BRIEF =
Every line below that contains "Supports" is to be copied.

(Figure contents as structured data)
━━━

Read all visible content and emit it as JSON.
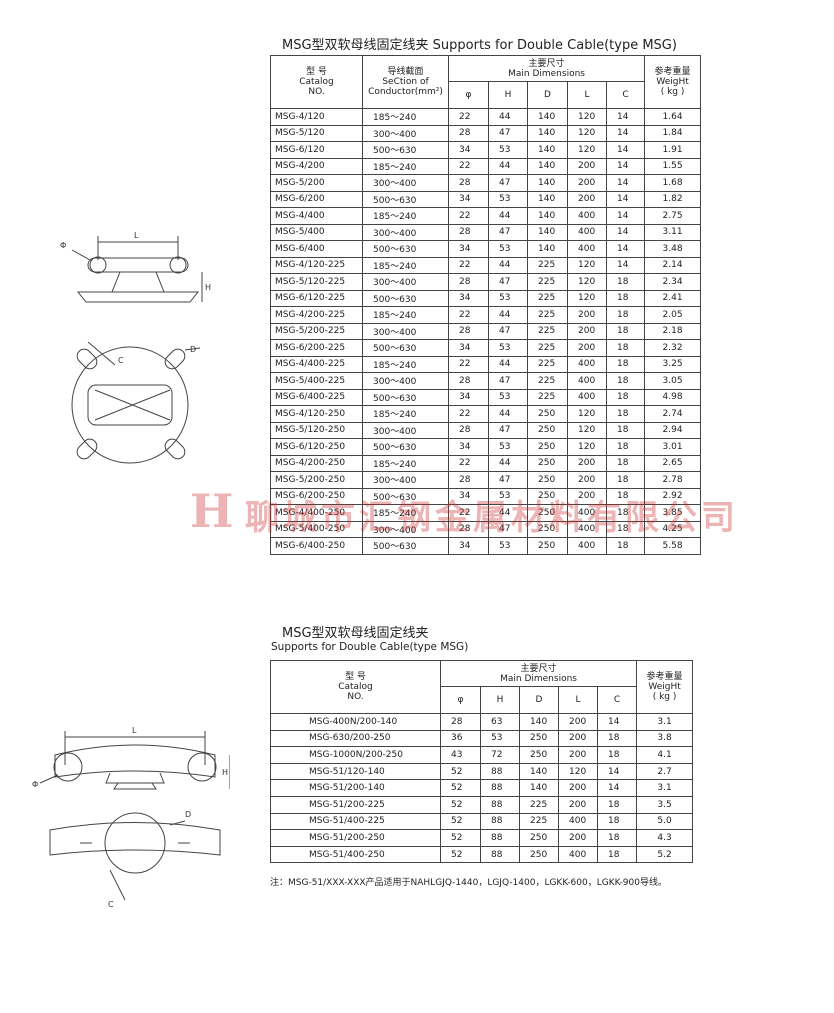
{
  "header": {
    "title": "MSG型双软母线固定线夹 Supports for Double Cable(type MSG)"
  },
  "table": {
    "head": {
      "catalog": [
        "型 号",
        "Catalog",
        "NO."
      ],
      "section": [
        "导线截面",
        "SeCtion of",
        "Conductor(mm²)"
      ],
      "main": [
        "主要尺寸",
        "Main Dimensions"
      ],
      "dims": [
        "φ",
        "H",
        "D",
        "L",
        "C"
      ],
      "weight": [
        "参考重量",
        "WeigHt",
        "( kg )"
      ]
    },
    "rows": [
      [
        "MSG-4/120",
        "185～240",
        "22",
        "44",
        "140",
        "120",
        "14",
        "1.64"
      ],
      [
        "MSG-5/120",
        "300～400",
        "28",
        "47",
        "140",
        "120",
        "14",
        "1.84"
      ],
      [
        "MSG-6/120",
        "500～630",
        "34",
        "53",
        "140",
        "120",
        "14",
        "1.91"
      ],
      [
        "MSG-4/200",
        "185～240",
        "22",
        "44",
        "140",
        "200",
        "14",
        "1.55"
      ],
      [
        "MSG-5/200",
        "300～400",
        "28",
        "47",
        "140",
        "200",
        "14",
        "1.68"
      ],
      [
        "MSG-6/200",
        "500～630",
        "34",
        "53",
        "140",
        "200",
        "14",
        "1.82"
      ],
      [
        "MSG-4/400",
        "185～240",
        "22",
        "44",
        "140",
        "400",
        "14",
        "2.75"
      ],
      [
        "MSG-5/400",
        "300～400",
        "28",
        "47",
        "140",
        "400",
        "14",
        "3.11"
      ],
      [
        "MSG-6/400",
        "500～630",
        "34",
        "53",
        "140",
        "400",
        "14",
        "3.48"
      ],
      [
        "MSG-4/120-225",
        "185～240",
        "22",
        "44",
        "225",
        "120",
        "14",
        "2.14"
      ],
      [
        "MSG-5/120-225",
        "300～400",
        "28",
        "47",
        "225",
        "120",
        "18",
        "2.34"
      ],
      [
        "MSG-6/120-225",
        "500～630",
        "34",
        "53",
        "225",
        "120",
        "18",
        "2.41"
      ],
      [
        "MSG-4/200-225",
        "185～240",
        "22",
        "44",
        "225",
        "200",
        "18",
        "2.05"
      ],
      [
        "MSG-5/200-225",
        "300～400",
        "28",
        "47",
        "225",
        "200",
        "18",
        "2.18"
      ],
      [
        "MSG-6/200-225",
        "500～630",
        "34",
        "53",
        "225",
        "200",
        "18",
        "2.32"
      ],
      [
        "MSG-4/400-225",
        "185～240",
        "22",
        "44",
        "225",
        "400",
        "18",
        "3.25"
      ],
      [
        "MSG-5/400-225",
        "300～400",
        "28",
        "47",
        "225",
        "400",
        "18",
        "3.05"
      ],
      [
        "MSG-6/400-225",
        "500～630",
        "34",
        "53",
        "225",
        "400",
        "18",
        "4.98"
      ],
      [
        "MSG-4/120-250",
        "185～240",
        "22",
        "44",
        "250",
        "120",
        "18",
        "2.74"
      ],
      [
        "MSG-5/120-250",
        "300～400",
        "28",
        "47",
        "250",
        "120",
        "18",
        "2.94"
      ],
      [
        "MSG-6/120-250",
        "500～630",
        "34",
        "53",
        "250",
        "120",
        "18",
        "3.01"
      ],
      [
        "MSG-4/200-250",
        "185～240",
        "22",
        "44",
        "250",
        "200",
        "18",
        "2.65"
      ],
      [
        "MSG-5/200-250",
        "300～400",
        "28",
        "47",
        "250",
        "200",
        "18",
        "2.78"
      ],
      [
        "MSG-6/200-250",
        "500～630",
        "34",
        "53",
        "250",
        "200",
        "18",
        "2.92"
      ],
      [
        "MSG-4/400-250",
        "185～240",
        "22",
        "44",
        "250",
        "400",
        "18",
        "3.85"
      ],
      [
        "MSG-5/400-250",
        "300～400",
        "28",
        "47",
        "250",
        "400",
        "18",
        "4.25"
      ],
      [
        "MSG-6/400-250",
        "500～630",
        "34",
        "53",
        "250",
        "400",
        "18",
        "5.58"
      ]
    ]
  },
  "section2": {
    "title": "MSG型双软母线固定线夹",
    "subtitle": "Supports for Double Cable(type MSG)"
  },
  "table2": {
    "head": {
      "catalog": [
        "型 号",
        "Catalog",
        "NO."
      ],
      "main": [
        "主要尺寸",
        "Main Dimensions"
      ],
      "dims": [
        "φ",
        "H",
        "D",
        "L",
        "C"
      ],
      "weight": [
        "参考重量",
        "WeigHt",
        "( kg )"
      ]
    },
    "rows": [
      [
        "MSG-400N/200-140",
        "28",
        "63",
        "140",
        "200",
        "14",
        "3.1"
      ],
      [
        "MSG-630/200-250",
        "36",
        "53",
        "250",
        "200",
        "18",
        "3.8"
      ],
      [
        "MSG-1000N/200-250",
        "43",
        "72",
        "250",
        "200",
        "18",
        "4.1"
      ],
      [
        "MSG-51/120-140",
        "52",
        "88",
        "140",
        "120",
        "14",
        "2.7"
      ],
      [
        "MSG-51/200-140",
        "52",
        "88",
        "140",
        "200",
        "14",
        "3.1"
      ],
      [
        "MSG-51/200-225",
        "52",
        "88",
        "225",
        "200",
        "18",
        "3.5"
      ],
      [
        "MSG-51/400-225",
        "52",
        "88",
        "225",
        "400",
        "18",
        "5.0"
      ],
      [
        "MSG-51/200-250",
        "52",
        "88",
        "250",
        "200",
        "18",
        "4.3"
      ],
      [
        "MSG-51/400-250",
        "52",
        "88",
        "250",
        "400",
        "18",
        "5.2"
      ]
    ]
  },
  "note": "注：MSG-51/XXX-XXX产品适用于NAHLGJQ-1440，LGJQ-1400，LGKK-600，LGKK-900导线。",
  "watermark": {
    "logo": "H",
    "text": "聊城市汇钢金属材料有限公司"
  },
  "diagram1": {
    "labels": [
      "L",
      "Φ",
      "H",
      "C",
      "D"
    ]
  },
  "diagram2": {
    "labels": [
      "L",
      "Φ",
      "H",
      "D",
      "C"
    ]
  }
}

━━━

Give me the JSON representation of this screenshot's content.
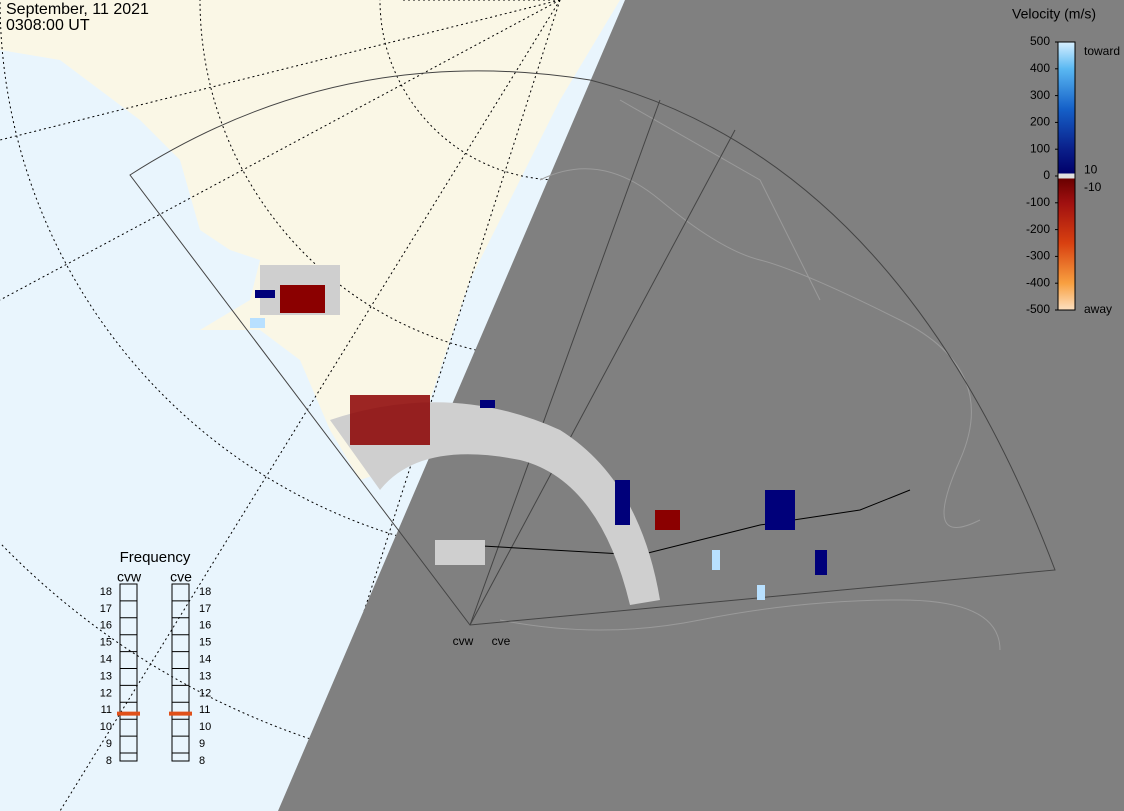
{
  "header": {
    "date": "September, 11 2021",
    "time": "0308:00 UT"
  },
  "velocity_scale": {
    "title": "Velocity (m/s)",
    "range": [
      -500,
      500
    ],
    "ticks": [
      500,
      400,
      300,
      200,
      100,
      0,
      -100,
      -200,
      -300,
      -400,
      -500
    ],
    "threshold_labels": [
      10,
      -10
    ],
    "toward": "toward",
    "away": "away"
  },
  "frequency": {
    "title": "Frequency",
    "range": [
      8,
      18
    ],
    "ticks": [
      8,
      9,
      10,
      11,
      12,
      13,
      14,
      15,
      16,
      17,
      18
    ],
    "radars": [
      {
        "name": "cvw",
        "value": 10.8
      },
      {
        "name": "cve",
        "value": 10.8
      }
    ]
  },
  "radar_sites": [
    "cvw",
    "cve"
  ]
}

━━━

RESULT OF THIS TASK =
    "title": "MSG型双软母线固定线夹 Supports for Double Cable(type MSG)"
    "subtitle": "Supports for Double Cable(type MSG)"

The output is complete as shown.